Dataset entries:
────────────────
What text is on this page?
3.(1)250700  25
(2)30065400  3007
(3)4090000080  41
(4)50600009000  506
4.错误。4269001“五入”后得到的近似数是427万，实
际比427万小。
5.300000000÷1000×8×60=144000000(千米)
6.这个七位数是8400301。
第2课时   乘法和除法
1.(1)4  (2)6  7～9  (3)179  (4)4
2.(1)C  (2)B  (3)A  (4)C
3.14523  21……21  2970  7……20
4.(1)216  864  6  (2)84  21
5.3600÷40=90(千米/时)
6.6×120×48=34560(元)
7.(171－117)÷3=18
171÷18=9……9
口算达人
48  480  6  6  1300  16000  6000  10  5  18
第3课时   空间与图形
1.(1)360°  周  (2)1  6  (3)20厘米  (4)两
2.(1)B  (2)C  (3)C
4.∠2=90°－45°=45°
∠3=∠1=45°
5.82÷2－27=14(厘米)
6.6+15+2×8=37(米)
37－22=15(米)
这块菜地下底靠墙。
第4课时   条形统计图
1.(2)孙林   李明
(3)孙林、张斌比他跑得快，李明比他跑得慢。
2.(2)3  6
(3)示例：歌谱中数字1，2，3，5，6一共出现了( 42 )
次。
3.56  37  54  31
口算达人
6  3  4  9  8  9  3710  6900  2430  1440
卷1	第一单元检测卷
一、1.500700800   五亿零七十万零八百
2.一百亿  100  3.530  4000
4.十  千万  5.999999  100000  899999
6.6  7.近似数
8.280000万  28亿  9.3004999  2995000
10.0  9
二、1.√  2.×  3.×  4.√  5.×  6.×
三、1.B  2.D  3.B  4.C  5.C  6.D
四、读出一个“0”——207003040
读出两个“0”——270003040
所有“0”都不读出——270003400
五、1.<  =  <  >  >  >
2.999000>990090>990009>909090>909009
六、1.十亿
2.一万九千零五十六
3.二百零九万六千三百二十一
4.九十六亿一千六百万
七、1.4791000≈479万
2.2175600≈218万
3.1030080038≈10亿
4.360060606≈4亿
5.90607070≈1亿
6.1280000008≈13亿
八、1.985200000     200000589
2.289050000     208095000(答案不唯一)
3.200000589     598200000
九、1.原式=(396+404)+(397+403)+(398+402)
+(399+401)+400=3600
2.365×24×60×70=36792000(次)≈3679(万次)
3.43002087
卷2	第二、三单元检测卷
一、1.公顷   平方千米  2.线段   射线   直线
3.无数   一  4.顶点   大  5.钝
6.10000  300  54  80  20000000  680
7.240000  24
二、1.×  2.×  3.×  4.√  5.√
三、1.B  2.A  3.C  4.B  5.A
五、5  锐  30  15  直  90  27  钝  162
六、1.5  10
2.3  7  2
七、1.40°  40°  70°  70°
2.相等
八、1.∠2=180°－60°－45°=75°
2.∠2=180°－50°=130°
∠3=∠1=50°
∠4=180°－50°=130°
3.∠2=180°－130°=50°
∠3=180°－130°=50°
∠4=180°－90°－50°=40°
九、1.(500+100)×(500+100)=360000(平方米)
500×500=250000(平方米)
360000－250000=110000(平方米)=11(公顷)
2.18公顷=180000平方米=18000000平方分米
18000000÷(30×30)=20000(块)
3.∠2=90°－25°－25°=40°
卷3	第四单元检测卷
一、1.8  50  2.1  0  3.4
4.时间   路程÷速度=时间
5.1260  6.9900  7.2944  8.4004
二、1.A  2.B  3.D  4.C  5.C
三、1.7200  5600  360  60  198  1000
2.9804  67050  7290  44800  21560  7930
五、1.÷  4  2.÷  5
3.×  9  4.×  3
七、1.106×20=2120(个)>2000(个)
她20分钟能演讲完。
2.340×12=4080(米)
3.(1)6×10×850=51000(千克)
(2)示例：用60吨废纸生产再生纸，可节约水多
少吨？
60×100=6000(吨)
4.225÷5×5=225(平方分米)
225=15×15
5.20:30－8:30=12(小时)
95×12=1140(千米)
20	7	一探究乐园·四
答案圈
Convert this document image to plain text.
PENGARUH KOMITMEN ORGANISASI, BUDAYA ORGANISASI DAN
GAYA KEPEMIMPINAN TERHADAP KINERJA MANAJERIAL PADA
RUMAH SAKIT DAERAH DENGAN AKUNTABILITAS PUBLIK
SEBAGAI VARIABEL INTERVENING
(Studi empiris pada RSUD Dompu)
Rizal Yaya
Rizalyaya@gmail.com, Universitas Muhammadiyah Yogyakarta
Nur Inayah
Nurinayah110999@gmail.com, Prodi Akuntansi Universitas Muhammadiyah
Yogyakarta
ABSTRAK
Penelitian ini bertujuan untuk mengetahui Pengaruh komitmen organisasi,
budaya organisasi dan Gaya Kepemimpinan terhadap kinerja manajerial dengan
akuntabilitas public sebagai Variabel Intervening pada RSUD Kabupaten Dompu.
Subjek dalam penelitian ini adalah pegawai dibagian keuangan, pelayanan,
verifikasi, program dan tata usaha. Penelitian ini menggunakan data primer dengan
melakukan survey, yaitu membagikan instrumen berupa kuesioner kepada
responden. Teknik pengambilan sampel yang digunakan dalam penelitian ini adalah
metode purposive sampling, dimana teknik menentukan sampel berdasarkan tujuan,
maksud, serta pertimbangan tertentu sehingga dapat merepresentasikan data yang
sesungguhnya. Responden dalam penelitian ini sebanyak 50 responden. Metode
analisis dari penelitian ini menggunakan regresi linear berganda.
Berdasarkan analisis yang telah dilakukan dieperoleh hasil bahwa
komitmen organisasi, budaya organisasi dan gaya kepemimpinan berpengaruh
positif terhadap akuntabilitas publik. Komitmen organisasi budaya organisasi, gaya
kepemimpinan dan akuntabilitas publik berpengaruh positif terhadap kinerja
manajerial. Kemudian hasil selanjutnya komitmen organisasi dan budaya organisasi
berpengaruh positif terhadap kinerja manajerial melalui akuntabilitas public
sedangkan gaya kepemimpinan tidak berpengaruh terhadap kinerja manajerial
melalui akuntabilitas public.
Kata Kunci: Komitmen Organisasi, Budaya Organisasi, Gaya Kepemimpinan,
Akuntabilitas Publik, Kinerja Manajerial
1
────────────────
What is needed
Return each line with "hasil".

Task output
Berdasarkan analisis yang telah dilakukan dieperoleh hasil bahwa
manajerial. Kemudian hasil selanjutnya komitmen organisasi dan budaya organisasi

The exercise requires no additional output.